Exercise goal: Every line below must be reproduced exactly. Copy them all.
BEGIN Supplied data
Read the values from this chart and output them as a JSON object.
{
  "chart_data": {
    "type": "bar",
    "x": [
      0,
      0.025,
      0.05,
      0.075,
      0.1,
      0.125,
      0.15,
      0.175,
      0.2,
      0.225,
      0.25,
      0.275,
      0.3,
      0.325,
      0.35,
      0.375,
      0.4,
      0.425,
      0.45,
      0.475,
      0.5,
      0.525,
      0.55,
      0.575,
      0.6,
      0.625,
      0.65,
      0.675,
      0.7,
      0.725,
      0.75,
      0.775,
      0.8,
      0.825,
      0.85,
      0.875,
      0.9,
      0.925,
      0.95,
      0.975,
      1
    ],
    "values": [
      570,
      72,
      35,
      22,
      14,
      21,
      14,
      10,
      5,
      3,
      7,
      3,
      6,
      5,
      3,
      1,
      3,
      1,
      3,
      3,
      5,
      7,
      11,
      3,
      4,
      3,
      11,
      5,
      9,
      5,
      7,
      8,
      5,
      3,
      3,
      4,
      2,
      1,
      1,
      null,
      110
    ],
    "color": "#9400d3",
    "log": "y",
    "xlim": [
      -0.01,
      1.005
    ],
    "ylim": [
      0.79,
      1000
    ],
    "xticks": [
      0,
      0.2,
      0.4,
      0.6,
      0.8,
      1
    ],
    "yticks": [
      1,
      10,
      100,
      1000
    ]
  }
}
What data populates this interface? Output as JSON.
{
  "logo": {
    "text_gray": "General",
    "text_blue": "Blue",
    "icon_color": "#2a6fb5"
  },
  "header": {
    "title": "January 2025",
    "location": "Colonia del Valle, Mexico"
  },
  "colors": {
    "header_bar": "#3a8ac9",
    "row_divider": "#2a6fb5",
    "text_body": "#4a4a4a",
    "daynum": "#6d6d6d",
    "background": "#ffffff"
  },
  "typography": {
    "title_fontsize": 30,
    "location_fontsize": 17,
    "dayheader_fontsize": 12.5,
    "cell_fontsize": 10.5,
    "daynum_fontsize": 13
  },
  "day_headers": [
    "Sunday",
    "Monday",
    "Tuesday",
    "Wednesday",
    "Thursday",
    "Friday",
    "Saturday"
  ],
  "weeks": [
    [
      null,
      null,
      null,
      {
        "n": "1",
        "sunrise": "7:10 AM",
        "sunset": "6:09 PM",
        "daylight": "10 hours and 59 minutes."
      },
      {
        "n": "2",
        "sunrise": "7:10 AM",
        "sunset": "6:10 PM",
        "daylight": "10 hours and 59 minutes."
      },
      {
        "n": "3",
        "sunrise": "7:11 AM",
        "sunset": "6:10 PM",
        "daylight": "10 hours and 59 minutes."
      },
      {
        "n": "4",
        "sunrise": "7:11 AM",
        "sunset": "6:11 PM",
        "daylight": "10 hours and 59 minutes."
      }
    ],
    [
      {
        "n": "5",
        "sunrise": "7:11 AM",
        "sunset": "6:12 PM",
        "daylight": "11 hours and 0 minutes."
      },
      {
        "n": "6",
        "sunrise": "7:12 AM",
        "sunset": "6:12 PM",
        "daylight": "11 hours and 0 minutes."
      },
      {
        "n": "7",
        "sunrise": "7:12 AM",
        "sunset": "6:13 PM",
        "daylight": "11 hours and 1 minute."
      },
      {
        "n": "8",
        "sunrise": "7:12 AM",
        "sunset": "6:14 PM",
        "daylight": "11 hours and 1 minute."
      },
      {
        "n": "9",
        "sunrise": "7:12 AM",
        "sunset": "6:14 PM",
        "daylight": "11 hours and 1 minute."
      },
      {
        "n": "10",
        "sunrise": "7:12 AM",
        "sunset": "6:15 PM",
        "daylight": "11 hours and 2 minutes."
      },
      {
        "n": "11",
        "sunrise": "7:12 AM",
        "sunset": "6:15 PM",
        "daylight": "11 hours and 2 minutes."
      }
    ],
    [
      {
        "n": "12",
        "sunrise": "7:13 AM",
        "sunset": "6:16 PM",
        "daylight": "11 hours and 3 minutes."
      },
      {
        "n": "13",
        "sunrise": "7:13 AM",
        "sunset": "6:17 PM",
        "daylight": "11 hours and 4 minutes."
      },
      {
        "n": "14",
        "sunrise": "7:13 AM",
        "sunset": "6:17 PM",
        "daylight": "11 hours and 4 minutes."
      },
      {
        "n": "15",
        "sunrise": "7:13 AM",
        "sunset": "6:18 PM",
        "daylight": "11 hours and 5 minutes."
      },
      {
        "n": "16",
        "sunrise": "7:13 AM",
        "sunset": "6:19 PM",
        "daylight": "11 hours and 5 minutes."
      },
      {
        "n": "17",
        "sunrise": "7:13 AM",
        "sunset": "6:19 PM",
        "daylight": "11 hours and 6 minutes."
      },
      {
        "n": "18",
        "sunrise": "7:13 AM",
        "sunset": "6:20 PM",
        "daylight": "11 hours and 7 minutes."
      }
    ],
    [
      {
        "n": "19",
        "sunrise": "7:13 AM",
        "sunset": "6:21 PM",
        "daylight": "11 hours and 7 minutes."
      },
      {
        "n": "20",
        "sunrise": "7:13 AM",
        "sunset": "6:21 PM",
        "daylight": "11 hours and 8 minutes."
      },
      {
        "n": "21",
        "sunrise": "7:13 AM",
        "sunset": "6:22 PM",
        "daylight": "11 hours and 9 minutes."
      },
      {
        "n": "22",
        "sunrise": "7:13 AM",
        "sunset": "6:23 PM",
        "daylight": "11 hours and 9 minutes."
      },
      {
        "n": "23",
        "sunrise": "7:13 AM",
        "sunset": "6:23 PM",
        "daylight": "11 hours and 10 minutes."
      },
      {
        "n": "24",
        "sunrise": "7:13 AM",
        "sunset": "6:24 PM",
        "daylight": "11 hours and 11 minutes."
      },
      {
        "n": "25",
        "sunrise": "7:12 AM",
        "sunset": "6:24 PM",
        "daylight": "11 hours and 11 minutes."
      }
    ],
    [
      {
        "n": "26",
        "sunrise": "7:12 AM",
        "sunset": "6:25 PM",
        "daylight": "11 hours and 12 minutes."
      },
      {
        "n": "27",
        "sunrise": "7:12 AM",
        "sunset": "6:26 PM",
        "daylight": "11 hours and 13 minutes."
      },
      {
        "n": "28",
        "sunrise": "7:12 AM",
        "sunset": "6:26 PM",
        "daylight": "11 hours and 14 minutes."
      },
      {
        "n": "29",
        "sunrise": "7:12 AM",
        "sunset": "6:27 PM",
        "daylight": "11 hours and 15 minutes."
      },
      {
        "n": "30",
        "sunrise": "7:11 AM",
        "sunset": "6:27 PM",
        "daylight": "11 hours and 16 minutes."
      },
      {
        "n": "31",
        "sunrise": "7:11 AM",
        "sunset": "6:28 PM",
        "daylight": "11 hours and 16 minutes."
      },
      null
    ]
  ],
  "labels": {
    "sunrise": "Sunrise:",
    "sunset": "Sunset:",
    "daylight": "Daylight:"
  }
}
END Supplied data
Written solution:
Read the values from this chart and output them as a JSON object.
{
  "chart_data": {
    "type": "bar",
    "x": [
      0,
      0.025,
      0.05,
      0.075,
      0.1,
      0.125,
      0.15,
      0.175,
      0.2,
      0.225,
      0.25,
      0.275,
      0.3,
      0.325,
      0.35,
      0.375,
      0.4,
      0.425,
      0.45,
      0.475,
      0.5,
      0.525,
      0.55,
      0.575,
      0.6,
      0.625,
      0.65,
      0.675,
      0.7,
      0.725,
      0.75,
      0.775,
      0.8,
      0.825,
      0.85,
      0.875,
      0.9,
      0.925,
      0.95,
      0.975,
      1
    ],
    "values": [
      570,
      72,
      35,
      22,
      14,
      21,
      14,
      10,
      5,
      3,
      7,
      3,
      6,
      5,
      3,
      1,
      3,
      1,
      3,
      3,
      5,
      7,
      11,
      3,
      4,
      3,
      11,
      5,
      9,
      5,
      7,
      8,
      5,
      3,
      3,
      4,
      2,
      1,
      1,
      null,
      110
    ],
    "color": "#9400d3",
    "log": "y",
    "xlim": [
      -0.01,
      1.005
    ],
    "ylim": [
      0.79,
      1000
    ],
    "xticks": [
      0,
      0.2,
      0.4,
      0.6,
      0.8,
      1
    ],
    "yticks": [
      1,
      10,
      100,
      1000
    ]
  }
}
What data populates this interface? Output as JSON.
{
  "logo": {
    "text_gray": "General",
    "text_blue": "Blue",
    "icon_color": "#2a6fb5"
  },
  "header": {
    "title": "January 2025",
    "location": "Colonia del Valle, Mexico"
  },
  "colors": {
    "header_bar": "#3a8ac9",
    "row_divider": "#2a6fb5",
    "text_body": "#4a4a4a",
    "daynum": "#6d6d6d",
    "background": "#ffffff"
  },
  "typography": {
    "title_fontsize": 30,
    "location_fontsize": 17,
    "dayheader_fontsize": 12.5,
    "cell_fontsize": 10.5,
    "daynum_fontsize": 13
  },
  "day_headers": [
    "Sunday",
    "Monday",
    "Tuesday",
    "Wednesday",
    "Thursday",
    "Friday",
    "Saturday"
  ],
  "weeks": [
    [
      null,
      null,
      null,
      {
        "n": "1",
        "sunrise": "7:10 AM",
        "sunset": "6:09 PM",
        "daylight": "10 hours and 59 minutes."
      },
      {
        "n": "2",
        "sunrise": "7:10 AM",
        "sunset": "6:10 PM",
        "daylight": "10 hours and 59 minutes."
      },
      {
        "n": "3",
        "sunrise": "7:11 AM",
        "sunset": "6:10 PM",
        "daylight": "10 hours and 59 minutes."
      },
      {
        "n": "4",
        "sunrise": "7:11 AM",
        "sunset": "6:11 PM",
        "daylight": "10 hours and 59 minutes."
      }
    ],
    [
      {
        "n": "5",
        "sunrise": "7:11 AM",
        "sunset": "6:12 PM",
        "daylight": "11 hours and 0 minutes."
      },
      {
        "n": "6",
        "sunrise": "7:12 AM",
        "sunset": "6:12 PM",
        "daylight": "11 hours and 0 minutes."
      },
      {
        "n": "7",
        "sunrise": "7:12 AM",
        "sunset": "6:13 PM",
        "daylight": "11 hours and 1 minute."
      },
      {
        "n": "8",
        "sunrise": "7:12 AM",
        "sunset": "6:14 PM",
        "daylight": "11 hours and 1 minute."
      },
      {
        "n": "9",
        "sunrise": "7:12 AM",
        "sunset": "6:14 PM",
        "daylight": "11 hours and 1 minute."
      },
      {
        "n": "10",
        "sunrise": "7:12 AM",
        "sunset": "6:15 PM",
        "daylight": "11 hours and 2 minutes."
      },
      {
        "n": "11",
        "sunrise": "7:12 AM",
        "sunset": "6:15 PM",
        "daylight": "11 hours and 2 minutes."
      }
    ],
    [
      {
        "n": "12",
        "sunrise": "7:13 AM",
        "sunset": "6:16 PM",
        "daylight": "11 hours and 3 minutes."
      },
      {
        "n": "13",
        "sunrise": "7:13 AM",
        "sunset": "6:17 PM",
        "daylight": "11 hours and 4 minutes."
      },
      {
        "n": "14",
        "sunrise": "7:13 AM",
        "sunset": "6:17 PM",
        "daylight": "11 hours and 4 minutes."
      },
      {
        "n": "15",
        "sunrise": "7:13 AM",
        "sunset": "6:18 PM",
        "daylight": "11 hours and 5 minutes."
      },
      {
        "n": "16",
        "sunrise": "7:13 AM",
        "sunset": "6:19 PM",
        "daylight": "11 hours and 5 minutes."
      },
      {
        "n": "17",
        "sunrise": "7:13 AM",
        "sunset": "6:19 PM",
        "daylight": "11 hours and 6 minutes."
      },
      {
        "n": "18",
        "sunrise": "7:13 AM",
        "sunset": "6:20 PM",
        "daylight": "11 hours and 7 minutes."
      }
    ],
    [
      {
        "n": "19",
        "sunrise": "7:13 AM",
        "sunset": "6:21 PM",
        "daylight": "11 hours and 7 minutes."
      },
      {
        "n": "20",
        "sunrise": "7:13 AM",
        "sunset": "6:21 PM",
        "daylight": "11 hours and 8 minutes."
      },
      {
        "n": "21",
        "sunrise": "7:13 AM",
        "sunset": "6:22 PM",
        "daylight": "11 hours and 9 minutes."
      },
      {
        "n": "22",
        "sunrise": "7:13 AM",
        "sunset": "6:23 PM",
        "daylight": "11 hours and 9 minutes."
      },
      {
        "n": "23",
        "sunrise": "7:13 AM",
        "sunset": "6:23 PM",
        "daylight": "11 hours and 10 minutes."
      },
      {
        "n": "24",
        "sunrise": "7:13 AM",
        "sunset": "6:24 PM",
        "daylight": "11 hours and 11 minutes."
      },
      {
        "n": "25",
        "sunrise": "7:12 AM",
        "sunset": "6:24 PM",
        "daylight": "11 hours and 11 minutes."
      }
    ],
    [
      {
        "n": "26",
        "sunrise": "7:12 AM",
        "sunset": "6:25 PM",
        "daylight": "11 hours and 12 minutes."
      },
      {
        "n": "27",
        "sunrise": "7:12 AM",
        "sunset": "6:26 PM",
        "daylight": "11 hours and 13 minutes."
      },
      {
        "n": "28",
        "sunrise": "7:12 AM",
        "sunset": "6:26 PM",
        "daylight": "11 hours and 14 minutes."
      },
      {
        "n": "29",
        "sunrise": "7:12 AM",
        "sunset": "6:27 PM",
        "daylight": "11 hours and 15 minutes."
      },
      {
        "n": "30",
        "sunrise": "7:11 AM",
        "sunset": "6:27 PM",
        "daylight": "11 hours and 16 minutes."
      },
      {
        "n": "31",
        "sunrise": "7:11 AM",
        "sunset": "6:28 PM",
        "daylight": "11 hours and 16 minutes."
      },
      null
    ]
  ],
  "labels": {
    "sunrise": "Sunrise:",
    "sunset": "Sunset:",
    "daylight": "Daylight:"
  }
}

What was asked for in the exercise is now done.